WHAT YOU SHOULD DO: Transcribe the full listing below exactly.

DATA TO USE:
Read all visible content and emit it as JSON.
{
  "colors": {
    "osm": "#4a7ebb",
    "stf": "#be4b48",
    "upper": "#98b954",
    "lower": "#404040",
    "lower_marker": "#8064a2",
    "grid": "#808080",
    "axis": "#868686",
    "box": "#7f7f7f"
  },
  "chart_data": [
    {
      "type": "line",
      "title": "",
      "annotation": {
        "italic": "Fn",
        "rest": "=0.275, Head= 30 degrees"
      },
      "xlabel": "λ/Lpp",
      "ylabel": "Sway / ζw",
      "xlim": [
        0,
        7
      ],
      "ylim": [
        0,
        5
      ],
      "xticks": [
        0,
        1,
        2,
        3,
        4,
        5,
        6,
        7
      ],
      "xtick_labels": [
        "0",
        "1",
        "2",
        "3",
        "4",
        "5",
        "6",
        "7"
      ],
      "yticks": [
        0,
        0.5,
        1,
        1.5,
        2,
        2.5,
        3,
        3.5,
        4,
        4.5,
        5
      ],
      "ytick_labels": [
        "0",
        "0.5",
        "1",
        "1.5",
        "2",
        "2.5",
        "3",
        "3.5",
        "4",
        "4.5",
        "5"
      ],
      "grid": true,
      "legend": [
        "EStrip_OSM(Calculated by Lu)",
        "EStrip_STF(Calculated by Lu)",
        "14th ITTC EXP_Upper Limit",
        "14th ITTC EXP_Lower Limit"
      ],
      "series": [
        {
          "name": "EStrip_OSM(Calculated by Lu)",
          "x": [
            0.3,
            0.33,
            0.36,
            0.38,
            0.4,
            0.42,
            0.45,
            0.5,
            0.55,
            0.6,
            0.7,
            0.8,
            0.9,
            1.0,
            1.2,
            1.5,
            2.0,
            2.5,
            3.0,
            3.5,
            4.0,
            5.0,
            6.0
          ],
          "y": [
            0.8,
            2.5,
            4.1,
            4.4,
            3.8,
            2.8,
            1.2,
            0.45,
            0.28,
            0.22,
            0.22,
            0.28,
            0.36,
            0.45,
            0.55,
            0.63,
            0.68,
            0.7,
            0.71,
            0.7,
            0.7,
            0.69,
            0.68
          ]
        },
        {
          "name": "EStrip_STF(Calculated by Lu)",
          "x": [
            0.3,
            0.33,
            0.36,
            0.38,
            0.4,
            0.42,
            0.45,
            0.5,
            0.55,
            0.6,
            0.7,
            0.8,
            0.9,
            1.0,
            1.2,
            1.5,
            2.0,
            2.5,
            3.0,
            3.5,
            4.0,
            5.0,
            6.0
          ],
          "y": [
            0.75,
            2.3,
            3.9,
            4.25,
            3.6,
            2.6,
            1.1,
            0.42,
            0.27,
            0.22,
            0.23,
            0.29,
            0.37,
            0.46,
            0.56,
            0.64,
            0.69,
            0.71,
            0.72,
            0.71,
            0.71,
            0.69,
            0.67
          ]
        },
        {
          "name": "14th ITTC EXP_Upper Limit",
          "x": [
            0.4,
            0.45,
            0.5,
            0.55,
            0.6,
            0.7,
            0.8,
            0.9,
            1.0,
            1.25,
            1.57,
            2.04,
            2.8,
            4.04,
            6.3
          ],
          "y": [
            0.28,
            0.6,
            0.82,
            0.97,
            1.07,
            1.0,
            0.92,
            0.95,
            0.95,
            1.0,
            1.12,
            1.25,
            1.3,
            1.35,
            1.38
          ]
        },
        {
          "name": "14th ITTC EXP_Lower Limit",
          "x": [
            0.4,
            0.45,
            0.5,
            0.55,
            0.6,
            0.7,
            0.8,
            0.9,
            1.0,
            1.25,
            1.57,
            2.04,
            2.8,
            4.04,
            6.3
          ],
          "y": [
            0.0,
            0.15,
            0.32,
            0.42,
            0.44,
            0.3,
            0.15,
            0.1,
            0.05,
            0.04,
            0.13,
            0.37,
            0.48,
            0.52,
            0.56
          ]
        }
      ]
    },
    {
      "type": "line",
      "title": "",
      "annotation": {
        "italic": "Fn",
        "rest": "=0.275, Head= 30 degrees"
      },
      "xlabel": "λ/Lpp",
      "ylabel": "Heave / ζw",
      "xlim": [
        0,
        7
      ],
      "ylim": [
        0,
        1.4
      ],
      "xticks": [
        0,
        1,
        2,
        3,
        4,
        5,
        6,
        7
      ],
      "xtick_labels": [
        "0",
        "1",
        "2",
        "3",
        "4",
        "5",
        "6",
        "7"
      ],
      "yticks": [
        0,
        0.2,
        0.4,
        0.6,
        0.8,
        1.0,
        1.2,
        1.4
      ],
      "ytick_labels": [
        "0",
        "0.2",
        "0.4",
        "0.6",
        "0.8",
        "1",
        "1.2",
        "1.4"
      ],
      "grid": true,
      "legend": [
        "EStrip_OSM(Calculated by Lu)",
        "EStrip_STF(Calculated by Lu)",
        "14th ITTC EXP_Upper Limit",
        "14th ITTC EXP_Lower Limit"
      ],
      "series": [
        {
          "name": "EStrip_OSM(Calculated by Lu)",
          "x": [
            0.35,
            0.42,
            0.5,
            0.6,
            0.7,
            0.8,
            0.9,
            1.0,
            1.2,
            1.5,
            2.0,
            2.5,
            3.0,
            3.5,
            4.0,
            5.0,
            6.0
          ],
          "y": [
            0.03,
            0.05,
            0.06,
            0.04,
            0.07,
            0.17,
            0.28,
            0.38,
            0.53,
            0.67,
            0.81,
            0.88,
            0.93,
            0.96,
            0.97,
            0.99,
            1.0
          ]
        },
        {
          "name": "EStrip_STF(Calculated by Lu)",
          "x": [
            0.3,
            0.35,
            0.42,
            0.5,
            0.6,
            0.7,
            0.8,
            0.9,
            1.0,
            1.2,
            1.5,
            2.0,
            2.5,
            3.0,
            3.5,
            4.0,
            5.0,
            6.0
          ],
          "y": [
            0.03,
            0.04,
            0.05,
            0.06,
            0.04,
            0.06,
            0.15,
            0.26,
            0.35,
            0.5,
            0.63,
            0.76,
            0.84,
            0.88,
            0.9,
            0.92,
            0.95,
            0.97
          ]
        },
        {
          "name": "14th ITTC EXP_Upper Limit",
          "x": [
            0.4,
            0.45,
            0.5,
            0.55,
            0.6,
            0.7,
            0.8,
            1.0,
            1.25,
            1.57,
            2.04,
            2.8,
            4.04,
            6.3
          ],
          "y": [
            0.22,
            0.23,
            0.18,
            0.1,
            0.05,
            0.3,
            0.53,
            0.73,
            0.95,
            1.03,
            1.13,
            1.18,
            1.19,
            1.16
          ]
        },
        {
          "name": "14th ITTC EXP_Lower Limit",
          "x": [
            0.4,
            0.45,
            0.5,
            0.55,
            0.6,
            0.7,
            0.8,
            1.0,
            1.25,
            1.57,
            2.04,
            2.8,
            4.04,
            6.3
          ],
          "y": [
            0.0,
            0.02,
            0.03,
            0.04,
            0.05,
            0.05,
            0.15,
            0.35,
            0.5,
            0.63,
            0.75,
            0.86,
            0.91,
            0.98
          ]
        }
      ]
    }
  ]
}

RESPONSE:
Read all visible content and emit it as JSON.
{
  "colors": {
    "osm": "#4a7ebb",
    "stf": "#be4b48",
    "upper": "#98b954",
    "lower": "#404040",
    "lower_marker": "#8064a2",
    "grid": "#808080",
    "axis": "#868686",
    "box": "#7f7f7f"
  },
  "chart_data": [
    {
      "type": "line",
      "title": "",
      "annotation": {
        "italic": "Fn",
        "rest": "=0.275, Head= 30 degrees"
      },
      "xlabel": "λ/Lpp",
      "ylabel": "Sway / ζw",
      "xlim": [
        0,
        7
      ],
      "ylim": [
        0,
        5
      ],
      "xticks": [
        0,
        1,
        2,
        3,
        4,
        5,
        6,
        7
      ],
      "xtick_labels": [
        "0",
        "1",
        "2",
        "3",
        "4",
        "5",
        "6",
        "7"
      ],
      "yticks": [
        0,
        0.5,
        1,
        1.5,
        2,
        2.5,
        3,
        3.5,
        4,
        4.5,
        5
      ],
      "ytick_labels": [
        "0",
        "0.5",
        "1",
        "1.5",
        "2",
        "2.5",
        "3",
        "3.5",
        "4",
        "4.5",
        "5"
      ],
      "grid": true,
      "legend": [
        "EStrip_OSM(Calculated by Lu)",
        "EStrip_STF(Calculated by Lu)",
        "14th ITTC EXP_Upper Limit",
        "14th ITTC EXP_Lower Limit"
      ],
      "series": [
        {
          "name": "EStrip_OSM(Calculated by Lu)",
          "x": [
            0.3,
            0.33,
            0.36,
            0.38,
            0.4,
            0.42,
            0.45,
            0.5,
            0.55,
            0.6,
            0.7,
            0.8,
            0.9,
            1.0,
            1.2,
            1.5,
            2.0,
            2.5,
            3.0,
            3.5,
            4.0,
            5.0,
            6.0
          ],
          "y": [
            0.8,
            2.5,
            4.1,
            4.4,
            3.8,
            2.8,
            1.2,
            0.45,
            0.28,
            0.22,
            0.22,
            0.28,
            0.36,
            0.45,
            0.55,
            0.63,
            0.68,
            0.7,
            0.71,
            0.7,
            0.7,
            0.69,
            0.68
          ]
        },
        {
          "name": "EStrip_STF(Calculated by Lu)",
          "x": [
            0.3,
            0.33,
            0.36,
            0.38,
            0.4,
            0.42,
            0.45,
            0.5,
            0.55,
            0.6,
            0.7,
            0.8,
            0.9,
            1.0,
            1.2,
            1.5,
            2.0,
            2.5,
            3.0,
            3.5,
            4.0,
            5.0,
            6.0
          ],
          "y": [
            0.75,
            2.3,
            3.9,
            4.25,
            3.6,
            2.6,
            1.1,
            0.42,
            0.27,
            0.22,
            0.23,
            0.29,
            0.37,
            0.46,
            0.56,
            0.64,
            0.69,
            0.71,
            0.72,
            0.71,
            0.71,
            0.69,
            0.67
          ]
        },
        {
          "name": "14th ITTC EXP_Upper Limit",
          "x": [
            0.4,
            0.45,
            0.5,
            0.55,
            0.6,
            0.7,
            0.8,
            0.9,
            1.0,
            1.25,
            1.57,
            2.04,
            2.8,
            4.04,
            6.3
          ],
          "y": [
            0.28,
            0.6,
            0.82,
            0.97,
            1.07,
            1.0,
            0.92,
            0.95,
            0.95,
            1.0,
            1.12,
            1.25,
            1.3,
            1.35,
            1.38
          ]
        },
        {
          "name": "14th ITTC EXP_Lower Limit",
          "x": [
            0.4,
            0.45,
            0.5,
            0.55,
            0.6,
            0.7,
            0.8,
            0.9,
            1.0,
            1.25,
            1.57,
            2.04,
            2.8,
            4.04,
            6.3
          ],
          "y": [
            0.0,
            0.15,
            0.32,
            0.42,
            0.44,
            0.3,
            0.15,
            0.1,
            0.05,
            0.04,
            0.13,
            0.37,
            0.48,
            0.52,
            0.56
          ]
        }
      ]
    },
    {
      "type": "line",
      "title": "",
      "annotation": {
        "italic": "Fn",
        "rest": "=0.275, Head= 30 degrees"
      },
      "xlabel": "λ/Lpp",
      "ylabel": "Heave / ζw",
      "xlim": [
        0,
        7
      ],
      "ylim": [
        0,
        1.4
      ],
      "xticks": [
        0,
        1,
        2,
        3,
        4,
        5,
        6,
        7
      ],
      "xtick_labels": [
        "0",
        "1",
        "2",
        "3",
        "4",
        "5",
        "6",
        "7"
      ],
      "yticks": [
        0,
        0.2,
        0.4,
        0.6,
        0.8,
        1.0,
        1.2,
        1.4
      ],
      "ytick_labels": [
        "0",
        "0.2",
        "0.4",
        "0.6",
        "0.8",
        "1",
        "1.2",
        "1.4"
      ],
      "grid": true,
      "legend": [
        "EStrip_OSM(Calculated by Lu)",
        "EStrip_STF(Calculated by Lu)",
        "14th ITTC EXP_Upper Limit",
        "14th ITTC EXP_Lower Limit"
      ],
      "series": [
        {
          "name": "EStrip_OSM(Calculated by Lu)",
          "x": [
            0.35,
            0.42,
            0.5,
            0.6,
            0.7,
            0.8,
            0.9,
            1.0,
            1.2,
            1.5,
            2.0,
            2.5,
            3.0,
            3.5,
            4.0,
            5.0,
            6.0
          ],
          "y": [
            0.03,
            0.05,
            0.06,
            0.04,
            0.07,
            0.17,
            0.28,
            0.38,
            0.53,
            0.67,
            0.81,
            0.88,
            0.93,
            0.96,
            0.97,
            0.99,
            1.0
          ]
        },
        {
          "name": "EStrip_STF(Calculated by Lu)",
          "x": [
            0.3,
            0.35,
            0.42,
            0.5,
            0.6,
            0.7,
            0.8,
            0.9,
            1.0,
            1.2,
            1.5,
            2.0,
            2.5,
            3.0,
            3.5,
            4.0,
            5.0,
            6.0
          ],
          "y": [
            0.03,
            0.04,
            0.05,
            0.06,
            0.04,
            0.06,
            0.15,
            0.26,
            0.35,
            0.5,
            0.63,
            0.76,
            0.84,
            0.88,
            0.9,
            0.92,
            0.95,
            0.97
          ]
        },
        {
          "name": "14th ITTC EXP_Upper Limit",
          "x": [
            0.4,
            0.45,
            0.5,
            0.55,
            0.6,
            0.7,
            0.8,
            1.0,
            1.25,
            1.57,
            2.04,
            2.8,
            4.04,
            6.3
          ],
          "y": [
            0.22,
            0.23,
            0.18,
            0.1,
            0.05,
            0.3,
            0.53,
            0.73,
            0.95,
            1.03,
            1.13,
            1.18,
            1.19,
            1.16
          ]
        },
        {
          "name": "14th ITTC EXP_Lower Limit",
          "x": [
            0.4,
            0.45,
            0.5,
            0.55,
            0.6,
            0.7,
            0.8,
            1.0,
            1.25,
            1.57,
            2.04,
            2.8,
            4.04,
            6.3
          ],
          "y": [
            0.0,
            0.02,
            0.03,
            0.04,
            0.05,
            0.05,
            0.15,
            0.35,
            0.5,
            0.63,
            0.75,
            0.86,
            0.91,
            0.98
          ]
        }
      ]
    }
  ]
}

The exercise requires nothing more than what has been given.